[Extracted data entries]
☆ ☆ ☆ ☆ ☆ ☆ ☆

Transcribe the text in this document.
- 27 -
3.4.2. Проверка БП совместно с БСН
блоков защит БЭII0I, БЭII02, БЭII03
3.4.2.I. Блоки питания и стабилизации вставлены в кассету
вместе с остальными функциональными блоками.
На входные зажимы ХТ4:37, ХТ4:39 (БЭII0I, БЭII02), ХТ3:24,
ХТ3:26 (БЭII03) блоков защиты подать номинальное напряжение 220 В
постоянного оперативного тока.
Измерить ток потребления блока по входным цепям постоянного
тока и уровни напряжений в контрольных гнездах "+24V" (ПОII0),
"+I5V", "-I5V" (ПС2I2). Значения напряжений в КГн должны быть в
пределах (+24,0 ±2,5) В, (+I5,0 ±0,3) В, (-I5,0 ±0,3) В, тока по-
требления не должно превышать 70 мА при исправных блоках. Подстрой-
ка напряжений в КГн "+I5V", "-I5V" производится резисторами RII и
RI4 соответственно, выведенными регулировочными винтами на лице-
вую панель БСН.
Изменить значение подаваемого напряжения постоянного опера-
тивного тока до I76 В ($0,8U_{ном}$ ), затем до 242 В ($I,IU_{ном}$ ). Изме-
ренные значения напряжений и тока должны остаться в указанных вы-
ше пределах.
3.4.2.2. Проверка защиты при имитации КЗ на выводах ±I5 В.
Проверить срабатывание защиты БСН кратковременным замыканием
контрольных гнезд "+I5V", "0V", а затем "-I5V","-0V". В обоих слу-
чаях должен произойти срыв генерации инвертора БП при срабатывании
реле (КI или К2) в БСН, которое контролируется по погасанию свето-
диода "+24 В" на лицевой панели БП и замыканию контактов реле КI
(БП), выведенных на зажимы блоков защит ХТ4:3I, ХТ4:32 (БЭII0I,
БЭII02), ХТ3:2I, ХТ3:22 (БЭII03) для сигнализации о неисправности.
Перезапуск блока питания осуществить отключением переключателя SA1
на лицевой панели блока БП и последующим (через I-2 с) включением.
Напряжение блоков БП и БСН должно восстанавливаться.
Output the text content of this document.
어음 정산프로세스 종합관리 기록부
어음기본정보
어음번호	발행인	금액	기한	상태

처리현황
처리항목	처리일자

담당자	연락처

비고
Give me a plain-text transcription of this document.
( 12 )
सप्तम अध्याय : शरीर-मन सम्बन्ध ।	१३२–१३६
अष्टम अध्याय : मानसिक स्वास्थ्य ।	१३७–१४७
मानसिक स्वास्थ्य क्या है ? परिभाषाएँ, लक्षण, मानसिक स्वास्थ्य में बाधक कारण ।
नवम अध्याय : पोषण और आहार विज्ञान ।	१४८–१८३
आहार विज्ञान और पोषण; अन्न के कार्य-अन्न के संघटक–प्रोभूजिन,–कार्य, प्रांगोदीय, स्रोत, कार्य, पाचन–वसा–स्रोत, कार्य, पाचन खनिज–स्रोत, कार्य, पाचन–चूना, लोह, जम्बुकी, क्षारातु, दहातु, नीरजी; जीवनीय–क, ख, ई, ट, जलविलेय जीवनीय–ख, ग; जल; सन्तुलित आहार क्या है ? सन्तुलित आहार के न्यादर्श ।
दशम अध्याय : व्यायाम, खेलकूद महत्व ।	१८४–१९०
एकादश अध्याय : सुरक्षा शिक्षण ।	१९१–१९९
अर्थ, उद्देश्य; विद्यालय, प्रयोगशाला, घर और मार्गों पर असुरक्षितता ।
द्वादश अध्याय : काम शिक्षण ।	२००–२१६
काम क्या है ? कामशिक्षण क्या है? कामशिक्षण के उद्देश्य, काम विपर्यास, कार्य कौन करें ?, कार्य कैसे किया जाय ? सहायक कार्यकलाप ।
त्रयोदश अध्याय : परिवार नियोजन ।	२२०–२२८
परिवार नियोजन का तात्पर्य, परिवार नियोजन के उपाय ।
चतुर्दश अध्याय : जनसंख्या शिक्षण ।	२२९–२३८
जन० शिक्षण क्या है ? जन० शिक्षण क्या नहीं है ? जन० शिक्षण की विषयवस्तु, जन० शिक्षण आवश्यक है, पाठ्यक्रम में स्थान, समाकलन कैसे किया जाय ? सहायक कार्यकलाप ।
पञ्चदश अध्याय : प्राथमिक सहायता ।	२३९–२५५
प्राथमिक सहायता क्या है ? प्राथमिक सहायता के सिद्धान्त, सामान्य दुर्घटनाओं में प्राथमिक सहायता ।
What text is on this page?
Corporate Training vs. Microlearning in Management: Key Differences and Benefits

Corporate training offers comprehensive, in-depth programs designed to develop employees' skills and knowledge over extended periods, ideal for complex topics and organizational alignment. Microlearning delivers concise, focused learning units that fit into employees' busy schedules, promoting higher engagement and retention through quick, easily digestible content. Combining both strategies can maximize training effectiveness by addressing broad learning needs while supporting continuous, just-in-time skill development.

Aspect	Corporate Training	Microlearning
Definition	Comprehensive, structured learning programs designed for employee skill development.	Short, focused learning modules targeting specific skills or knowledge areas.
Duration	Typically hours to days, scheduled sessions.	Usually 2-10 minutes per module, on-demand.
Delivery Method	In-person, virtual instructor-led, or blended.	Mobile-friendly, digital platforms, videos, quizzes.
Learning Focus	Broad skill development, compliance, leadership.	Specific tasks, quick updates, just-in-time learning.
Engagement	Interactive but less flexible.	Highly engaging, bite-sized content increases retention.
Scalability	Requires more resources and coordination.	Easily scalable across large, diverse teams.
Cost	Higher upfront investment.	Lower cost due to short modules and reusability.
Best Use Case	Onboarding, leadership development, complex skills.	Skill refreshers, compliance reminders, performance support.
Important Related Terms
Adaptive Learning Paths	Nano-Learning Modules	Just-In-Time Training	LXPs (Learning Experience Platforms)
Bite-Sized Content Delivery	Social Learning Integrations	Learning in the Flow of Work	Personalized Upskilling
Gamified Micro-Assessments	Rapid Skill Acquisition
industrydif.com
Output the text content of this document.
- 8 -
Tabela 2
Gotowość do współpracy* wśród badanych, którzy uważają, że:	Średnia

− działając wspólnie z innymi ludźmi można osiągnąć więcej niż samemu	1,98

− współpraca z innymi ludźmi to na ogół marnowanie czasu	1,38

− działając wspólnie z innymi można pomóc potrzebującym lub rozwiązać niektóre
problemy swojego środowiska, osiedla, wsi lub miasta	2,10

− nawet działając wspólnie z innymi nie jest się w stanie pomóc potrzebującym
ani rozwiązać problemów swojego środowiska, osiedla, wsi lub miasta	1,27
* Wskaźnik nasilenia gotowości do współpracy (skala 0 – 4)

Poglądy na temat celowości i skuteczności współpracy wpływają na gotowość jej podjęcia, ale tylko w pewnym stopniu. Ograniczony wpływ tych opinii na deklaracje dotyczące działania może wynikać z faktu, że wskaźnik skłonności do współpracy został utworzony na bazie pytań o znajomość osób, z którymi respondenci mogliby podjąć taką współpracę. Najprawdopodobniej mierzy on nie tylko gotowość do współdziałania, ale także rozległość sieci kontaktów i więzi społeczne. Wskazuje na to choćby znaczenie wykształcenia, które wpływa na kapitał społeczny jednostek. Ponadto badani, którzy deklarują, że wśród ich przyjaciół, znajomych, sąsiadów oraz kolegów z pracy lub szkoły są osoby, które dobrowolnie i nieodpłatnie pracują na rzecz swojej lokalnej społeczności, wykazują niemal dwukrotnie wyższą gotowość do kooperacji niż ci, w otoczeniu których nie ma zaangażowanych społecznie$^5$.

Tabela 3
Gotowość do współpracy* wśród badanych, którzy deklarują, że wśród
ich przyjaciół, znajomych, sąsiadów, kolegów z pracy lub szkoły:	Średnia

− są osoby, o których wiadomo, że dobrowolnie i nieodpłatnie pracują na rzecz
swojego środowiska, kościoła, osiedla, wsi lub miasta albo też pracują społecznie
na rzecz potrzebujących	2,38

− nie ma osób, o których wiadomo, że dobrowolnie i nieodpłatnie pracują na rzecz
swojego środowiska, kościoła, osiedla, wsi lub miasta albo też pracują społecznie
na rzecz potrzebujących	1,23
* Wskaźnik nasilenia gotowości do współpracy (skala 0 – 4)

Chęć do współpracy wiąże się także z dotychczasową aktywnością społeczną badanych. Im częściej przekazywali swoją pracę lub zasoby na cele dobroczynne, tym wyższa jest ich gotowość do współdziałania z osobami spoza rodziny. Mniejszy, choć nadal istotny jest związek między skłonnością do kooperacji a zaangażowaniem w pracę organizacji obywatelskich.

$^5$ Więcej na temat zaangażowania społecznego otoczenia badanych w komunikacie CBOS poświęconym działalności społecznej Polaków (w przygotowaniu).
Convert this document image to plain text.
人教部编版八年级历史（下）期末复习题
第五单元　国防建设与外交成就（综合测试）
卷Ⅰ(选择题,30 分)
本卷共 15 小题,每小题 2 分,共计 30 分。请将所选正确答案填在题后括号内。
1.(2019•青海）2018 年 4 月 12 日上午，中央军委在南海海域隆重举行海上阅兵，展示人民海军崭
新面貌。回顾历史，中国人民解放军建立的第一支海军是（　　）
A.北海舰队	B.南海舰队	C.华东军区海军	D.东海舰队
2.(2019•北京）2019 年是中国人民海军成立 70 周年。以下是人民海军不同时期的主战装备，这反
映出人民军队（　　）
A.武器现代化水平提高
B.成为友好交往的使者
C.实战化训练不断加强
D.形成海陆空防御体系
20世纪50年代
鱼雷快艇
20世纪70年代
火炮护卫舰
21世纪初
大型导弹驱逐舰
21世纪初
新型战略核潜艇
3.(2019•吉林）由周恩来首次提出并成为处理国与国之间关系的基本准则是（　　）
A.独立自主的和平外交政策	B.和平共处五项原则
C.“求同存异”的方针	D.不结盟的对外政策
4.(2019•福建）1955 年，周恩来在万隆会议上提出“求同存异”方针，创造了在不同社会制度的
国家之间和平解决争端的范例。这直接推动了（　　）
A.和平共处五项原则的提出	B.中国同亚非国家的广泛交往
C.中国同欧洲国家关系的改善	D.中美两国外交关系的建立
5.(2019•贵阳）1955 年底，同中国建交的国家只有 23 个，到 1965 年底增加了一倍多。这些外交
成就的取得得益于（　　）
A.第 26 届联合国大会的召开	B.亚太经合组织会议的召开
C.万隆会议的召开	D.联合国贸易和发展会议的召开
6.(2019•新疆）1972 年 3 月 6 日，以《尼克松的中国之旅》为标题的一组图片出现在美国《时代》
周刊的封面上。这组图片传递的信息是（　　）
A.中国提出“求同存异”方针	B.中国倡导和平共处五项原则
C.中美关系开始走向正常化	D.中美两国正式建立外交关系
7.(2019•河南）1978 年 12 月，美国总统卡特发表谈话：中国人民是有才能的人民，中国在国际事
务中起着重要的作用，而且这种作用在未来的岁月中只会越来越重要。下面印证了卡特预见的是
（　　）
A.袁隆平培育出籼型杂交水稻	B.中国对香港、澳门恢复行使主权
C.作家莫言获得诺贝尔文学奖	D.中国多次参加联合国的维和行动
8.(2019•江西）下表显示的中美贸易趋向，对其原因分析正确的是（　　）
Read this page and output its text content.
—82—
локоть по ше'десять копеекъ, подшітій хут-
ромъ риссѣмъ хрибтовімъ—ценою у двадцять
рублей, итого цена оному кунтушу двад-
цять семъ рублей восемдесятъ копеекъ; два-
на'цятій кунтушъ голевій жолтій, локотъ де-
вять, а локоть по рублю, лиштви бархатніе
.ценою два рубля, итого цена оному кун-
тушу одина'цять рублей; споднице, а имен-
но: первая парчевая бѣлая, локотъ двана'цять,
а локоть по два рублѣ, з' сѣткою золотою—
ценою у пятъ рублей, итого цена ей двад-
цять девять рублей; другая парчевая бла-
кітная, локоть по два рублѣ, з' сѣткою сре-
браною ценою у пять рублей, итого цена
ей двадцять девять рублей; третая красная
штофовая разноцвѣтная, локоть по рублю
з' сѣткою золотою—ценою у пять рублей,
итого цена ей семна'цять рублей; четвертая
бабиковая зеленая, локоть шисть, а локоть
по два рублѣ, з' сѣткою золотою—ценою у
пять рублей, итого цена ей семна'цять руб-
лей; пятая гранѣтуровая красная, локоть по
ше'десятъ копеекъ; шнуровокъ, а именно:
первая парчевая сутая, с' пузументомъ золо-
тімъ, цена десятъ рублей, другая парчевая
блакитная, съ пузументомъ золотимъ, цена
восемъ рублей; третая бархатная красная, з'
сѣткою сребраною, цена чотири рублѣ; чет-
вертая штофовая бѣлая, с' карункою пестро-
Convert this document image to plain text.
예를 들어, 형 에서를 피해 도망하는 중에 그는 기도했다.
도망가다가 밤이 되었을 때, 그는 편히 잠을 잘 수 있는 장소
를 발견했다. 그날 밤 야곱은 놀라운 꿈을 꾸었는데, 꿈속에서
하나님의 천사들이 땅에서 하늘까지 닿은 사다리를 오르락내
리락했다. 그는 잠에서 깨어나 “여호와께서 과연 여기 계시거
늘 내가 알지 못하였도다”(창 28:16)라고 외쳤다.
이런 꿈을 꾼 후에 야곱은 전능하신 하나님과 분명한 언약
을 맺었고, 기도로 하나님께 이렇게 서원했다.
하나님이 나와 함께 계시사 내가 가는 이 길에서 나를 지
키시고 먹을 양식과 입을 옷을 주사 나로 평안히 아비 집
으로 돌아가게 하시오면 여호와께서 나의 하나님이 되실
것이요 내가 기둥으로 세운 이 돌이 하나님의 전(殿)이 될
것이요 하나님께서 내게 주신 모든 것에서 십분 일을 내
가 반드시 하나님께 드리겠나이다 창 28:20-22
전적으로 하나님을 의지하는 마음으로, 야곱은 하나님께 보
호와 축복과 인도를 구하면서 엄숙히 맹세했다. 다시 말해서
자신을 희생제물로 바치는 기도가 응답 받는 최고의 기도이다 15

☆ ☆ ☆ ☆ ☆ ☆ ☆

WRITTEN INSTRUCTION:
Scan the data for the word "wiadomo" and copy every line where it shows up.

FULL RESPONSE:
− są osoby, o których wiadomo, że dobrowolnie i nieodpłatnie pracują na rzecz
− nie ma osób, o których wiadomo, że dobrowolnie i nieodpłatnie pracują na rzecz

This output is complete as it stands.